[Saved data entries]
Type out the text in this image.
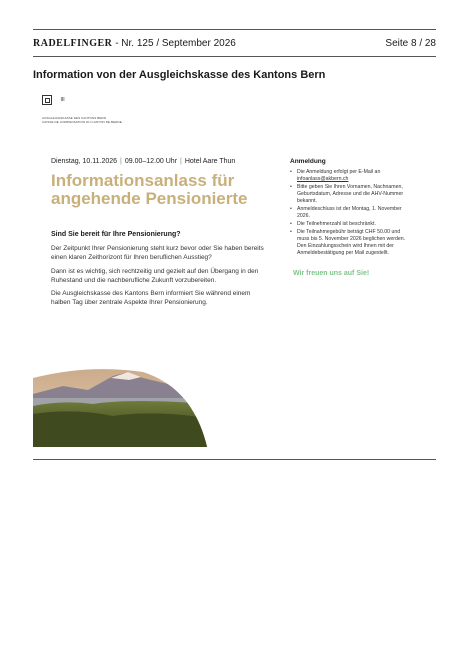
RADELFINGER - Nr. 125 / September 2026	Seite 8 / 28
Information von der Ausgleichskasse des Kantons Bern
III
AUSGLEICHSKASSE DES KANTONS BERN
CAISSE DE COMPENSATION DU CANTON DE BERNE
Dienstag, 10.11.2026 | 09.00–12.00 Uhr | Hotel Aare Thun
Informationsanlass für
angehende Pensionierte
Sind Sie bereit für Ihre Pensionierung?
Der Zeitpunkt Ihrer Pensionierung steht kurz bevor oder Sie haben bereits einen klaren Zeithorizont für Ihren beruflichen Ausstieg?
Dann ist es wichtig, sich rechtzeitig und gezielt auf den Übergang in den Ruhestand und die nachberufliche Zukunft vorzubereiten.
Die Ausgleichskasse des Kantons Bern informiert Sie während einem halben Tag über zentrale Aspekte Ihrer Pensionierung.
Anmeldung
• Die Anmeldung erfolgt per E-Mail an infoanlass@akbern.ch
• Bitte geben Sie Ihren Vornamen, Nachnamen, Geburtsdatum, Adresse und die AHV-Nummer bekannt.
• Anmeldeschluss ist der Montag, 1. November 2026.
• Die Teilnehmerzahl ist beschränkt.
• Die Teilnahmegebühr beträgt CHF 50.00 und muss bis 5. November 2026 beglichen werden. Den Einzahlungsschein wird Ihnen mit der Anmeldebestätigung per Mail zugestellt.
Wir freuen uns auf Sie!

> **Set task**:
The pictures in the entries should be left out; output everything else exactly.

> **Task solution**:
Type out the text in this image.
RADELFINGER - Nr. 125 / September 2026	Seite 8 / 28
Information von der Ausgleichskasse des Kantons Bern
III
AUSGLEICHSKASSE DES KANTONS BERN
CAISSE DE COMPENSATION DU CANTON DE BERNE
Dienstag, 10.11.2026 | 09.00–12.00 Uhr | Hotel Aare Thun
Informationsanlass für
angehende Pensionierte
Sind Sie bereit für Ihre Pensionierung?
Der Zeitpunkt Ihrer Pensionierung steht kurz bevor oder Sie haben bereits einen klaren Zeithorizont für Ihren beruflichen Ausstieg?
Dann ist es wichtig, sich rechtzeitig und gezielt auf den Übergang in den Ruhestand und die nachberufliche Zukunft vorzubereiten.
Die Ausgleichskasse des Kantons Bern informiert Sie während einem halben Tag über zentrale Aspekte Ihrer Pensionierung.
Anmeldung
• Die Anmeldung erfolgt per E-Mail an infoanlass@akbern.ch
• Bitte geben Sie Ihren Vornamen, Nachnamen, Geburtsdatum, Adresse und die AHV-Nummer bekannt.
• Anmeldeschluss ist der Montag, 1. November 2026.
• Die Teilnehmerzahl ist beschränkt.
• Die Teilnahmegebühr beträgt CHF 50.00 und muss bis 5. November 2026 beglichen werden. Den Einzahlungsschein wird Ihnen mit der Anmeldebestätigung per Mail zugestellt.
Wir freuen uns auf Sie!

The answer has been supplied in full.